**Set problem 1:** Reproduce the rows verbatim, from the first row through the line containing "y-tick-label: 150 <box>1209", inclusive.

----

Brent Crude Crashes 10% on Draft US-Iran Hormuz Deal
Key Takeaways
- Brent crude fell 10.1% to US$93.63 on 25 May 2026, its sharpest single-session decline in months, following reports of a draft US-Iran memorandum to reopen the Strait of Hormuz.
- The oil price drop partially unwound a geopolitical risk premium built during the Hormuz disruption, when Brent had climbed approximately 57% from around US$70 per barrel in late February 2026 to above US$110 by mid-May.
- Global equities rallied broadly, with Japan's Nikkei 225 hitting an all-time high and European indices rising, while ASX coal stocks diverged from energy names on a separate China supply catalyst.
- The draft deal is not yet signed, and actual Hormuz vessel transits (35 per day) remain far below the pre-conflict baseline of 138 ships per day, meaning the optimism priced into markets may prove premature if negotiations stall.
- Australian investors should monitor independent Hormuz transit volume data as the leading indicator, with Woodside and Santos serving as the domestic barometer for how ASX energy portfolios are being repriced.

----

**Set problem 2:** Quote the Brent crude article from "- The oil price" to "US$110 by mid-May.".

**Record excerpts:**
----

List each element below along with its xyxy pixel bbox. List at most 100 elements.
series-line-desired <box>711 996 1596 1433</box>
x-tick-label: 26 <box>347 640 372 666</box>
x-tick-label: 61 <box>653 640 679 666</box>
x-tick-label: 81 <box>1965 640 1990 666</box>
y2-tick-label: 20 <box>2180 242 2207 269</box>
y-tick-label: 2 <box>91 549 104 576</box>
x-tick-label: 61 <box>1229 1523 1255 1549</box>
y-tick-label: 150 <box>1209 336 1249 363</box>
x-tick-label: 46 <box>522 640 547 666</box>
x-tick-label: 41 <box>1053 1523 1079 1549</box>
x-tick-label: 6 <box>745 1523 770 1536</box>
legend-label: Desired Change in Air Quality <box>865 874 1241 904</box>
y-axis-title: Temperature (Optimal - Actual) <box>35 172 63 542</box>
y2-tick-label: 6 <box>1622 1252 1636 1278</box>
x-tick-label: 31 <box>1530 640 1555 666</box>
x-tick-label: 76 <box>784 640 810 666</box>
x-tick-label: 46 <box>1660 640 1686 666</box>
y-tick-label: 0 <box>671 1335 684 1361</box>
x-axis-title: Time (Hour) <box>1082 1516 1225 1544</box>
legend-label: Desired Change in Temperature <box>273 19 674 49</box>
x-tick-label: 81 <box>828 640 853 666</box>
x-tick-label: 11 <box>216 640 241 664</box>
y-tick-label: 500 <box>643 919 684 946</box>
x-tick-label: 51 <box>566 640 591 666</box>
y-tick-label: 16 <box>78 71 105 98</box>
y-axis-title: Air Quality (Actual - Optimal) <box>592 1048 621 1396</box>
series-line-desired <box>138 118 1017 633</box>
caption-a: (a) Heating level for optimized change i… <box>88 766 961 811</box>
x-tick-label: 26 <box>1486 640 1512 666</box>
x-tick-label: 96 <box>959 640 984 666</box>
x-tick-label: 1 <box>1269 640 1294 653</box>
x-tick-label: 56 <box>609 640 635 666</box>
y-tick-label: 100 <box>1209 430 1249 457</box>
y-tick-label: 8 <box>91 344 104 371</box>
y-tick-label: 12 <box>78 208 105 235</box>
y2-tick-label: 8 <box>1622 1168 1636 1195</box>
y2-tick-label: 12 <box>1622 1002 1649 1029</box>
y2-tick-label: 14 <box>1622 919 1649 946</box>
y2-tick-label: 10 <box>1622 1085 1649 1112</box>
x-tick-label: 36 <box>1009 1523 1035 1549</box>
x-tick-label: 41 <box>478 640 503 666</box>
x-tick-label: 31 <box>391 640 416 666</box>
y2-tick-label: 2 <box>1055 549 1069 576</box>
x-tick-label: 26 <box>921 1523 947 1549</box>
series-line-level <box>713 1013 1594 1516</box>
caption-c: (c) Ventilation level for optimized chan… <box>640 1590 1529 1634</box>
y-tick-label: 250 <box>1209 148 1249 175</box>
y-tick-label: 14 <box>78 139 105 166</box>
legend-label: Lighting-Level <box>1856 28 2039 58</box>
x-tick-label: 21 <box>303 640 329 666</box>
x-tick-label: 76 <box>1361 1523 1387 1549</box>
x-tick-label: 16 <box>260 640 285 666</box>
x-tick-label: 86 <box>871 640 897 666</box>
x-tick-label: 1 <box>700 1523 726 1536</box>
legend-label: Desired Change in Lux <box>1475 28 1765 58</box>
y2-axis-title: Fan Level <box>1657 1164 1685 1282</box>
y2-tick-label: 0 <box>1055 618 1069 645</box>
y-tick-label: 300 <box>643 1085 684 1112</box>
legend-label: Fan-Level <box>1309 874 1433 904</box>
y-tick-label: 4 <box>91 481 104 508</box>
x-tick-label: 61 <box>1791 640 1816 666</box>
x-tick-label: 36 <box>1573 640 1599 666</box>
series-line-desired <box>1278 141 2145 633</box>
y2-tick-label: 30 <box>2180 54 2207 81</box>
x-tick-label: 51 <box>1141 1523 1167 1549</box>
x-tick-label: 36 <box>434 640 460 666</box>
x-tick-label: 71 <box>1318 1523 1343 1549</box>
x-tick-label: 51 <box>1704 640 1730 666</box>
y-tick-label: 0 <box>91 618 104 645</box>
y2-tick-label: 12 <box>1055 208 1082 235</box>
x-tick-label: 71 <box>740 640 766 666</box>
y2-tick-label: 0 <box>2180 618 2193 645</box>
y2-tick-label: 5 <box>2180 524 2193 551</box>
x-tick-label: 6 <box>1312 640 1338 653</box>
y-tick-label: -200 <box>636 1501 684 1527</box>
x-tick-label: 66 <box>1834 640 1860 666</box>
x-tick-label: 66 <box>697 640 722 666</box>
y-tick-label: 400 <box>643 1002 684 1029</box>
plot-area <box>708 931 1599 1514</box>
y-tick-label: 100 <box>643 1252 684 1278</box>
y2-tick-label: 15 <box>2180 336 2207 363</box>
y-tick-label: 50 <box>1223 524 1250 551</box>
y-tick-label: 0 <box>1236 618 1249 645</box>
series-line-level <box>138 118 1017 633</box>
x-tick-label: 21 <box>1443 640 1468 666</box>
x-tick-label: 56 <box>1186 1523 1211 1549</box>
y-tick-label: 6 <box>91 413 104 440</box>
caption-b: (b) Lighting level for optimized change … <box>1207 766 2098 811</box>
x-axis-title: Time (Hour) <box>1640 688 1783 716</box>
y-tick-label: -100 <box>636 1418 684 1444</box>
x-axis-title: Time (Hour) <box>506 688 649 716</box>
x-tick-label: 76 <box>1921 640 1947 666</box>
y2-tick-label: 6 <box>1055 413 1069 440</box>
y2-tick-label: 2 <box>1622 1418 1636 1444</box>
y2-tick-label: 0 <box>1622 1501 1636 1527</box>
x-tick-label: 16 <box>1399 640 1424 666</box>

----

**Exercise answer 1:**
List each element below along with its xyxy pixel bbox. List at most 100 elements.
series-line-desired <box>711 996 1596 1433</box>
x-tick-label: 26 <box>347 640 372 666</box>
x-tick-label: 61 <box>653 640 679 666</box>
x-tick-label: 81 <box>1965 640 1990 666</box>
y2-tick-label: 20 <box>2180 242 2207 269</box>
y-tick-label: 2 <box>91 549 104 576</box>
x-tick-label: 61 <box>1229 1523 1255 1549</box>
y-tick-label: 150 <box>1209 336 1249 363</box>

**Exercise answer 2:**
- The oil price drop partially unwound a geopolitical risk premium built during the Hormuz disruption, when Brent had climbed approximately 57% from around US$70 per barrel in late February 2026 to above US$110 by mid-May.